_Aim of the exercise_: Return every line of the listing below word for word, omitting the picture.

--*--

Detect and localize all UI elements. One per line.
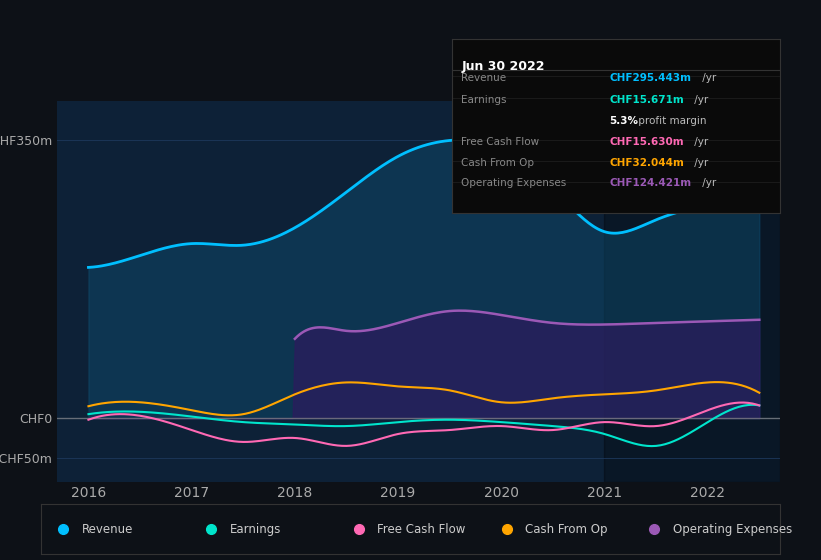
Text: CHF32.044m: CHF32.044m — [609, 158, 684, 167]
Text: CHF15.630m: CHF15.630m — [609, 137, 684, 147]
Text: CHF15.671m: CHF15.671m — [609, 95, 684, 105]
Text: Jun 30 2022: Jun 30 2022 — [461, 60, 545, 73]
Text: Earnings: Earnings — [230, 522, 281, 536]
Text: /yr: /yr — [691, 137, 709, 147]
Text: /yr: /yr — [699, 179, 717, 189]
Text: CHF124.421m: CHF124.421m — [609, 179, 691, 189]
Text: Free Cash Flow: Free Cash Flow — [461, 137, 539, 147]
Text: Operating Expenses: Operating Expenses — [461, 179, 566, 189]
Text: profit margin: profit margin — [635, 116, 707, 126]
Text: /yr: /yr — [699, 73, 717, 83]
Text: Earnings: Earnings — [461, 95, 507, 105]
Text: /yr: /yr — [691, 95, 709, 105]
Text: 5.3%: 5.3% — [609, 116, 638, 126]
Text: Operating Expenses: Operating Expenses — [673, 522, 792, 536]
Text: Cash From Op: Cash From Op — [525, 522, 608, 536]
Text: Revenue: Revenue — [461, 73, 507, 83]
Bar — [604, 101, 780, 482]
Text: /yr: /yr — [691, 158, 709, 167]
Text: Revenue: Revenue — [82, 522, 133, 536]
Text: Cash From Op: Cash From Op — [461, 158, 534, 167]
Text: CHF295.443m: CHF295.443m — [609, 73, 691, 83]
Text: Free Cash Flow: Free Cash Flow — [378, 522, 466, 536]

--*--

_Full solution_:
Detect and localize all UI elements. One per line.
Text: CHF32.044m: CHF32.044m — [609, 158, 684, 167]
Text: CHF15.630m: CHF15.630m — [609, 137, 684, 147]
Text: CHF15.671m: CHF15.671m — [609, 95, 684, 105]
Text: Jun 30 2022: Jun 30 2022 — [461, 60, 545, 73]
Text: Earnings: Earnings — [230, 522, 281, 536]
Text: /yr: /yr — [691, 137, 709, 147]
Text: /yr: /yr — [699, 179, 717, 189]
Text: CHF124.421m: CHF124.421m — [609, 179, 691, 189]
Text: Free Cash Flow: Free Cash Flow — [461, 137, 539, 147]
Text: Operating Expenses: Operating Expenses — [461, 179, 566, 189]
Text: profit margin: profit margin — [635, 116, 707, 126]
Text: /yr: /yr — [699, 73, 717, 83]
Text: Earnings: Earnings — [461, 95, 507, 105]
Text: /yr: /yr — [691, 95, 709, 105]
Text: 5.3%: 5.3% — [609, 116, 638, 126]
Text: Operating Expenses: Operating Expenses — [673, 522, 792, 536]
Text: Cash From Op: Cash From Op — [525, 522, 608, 536]
Text: Revenue: Revenue — [461, 73, 507, 83]
Bar — [604, 101, 780, 482]
Text: /yr: /yr — [691, 158, 709, 167]
Text: Revenue: Revenue — [82, 522, 133, 536]
Text: Cash From Op: Cash From Op — [461, 158, 534, 167]
Text: CHF295.443m: CHF295.443m — [609, 73, 691, 83]
Text: Free Cash Flow: Free Cash Flow — [378, 522, 466, 536]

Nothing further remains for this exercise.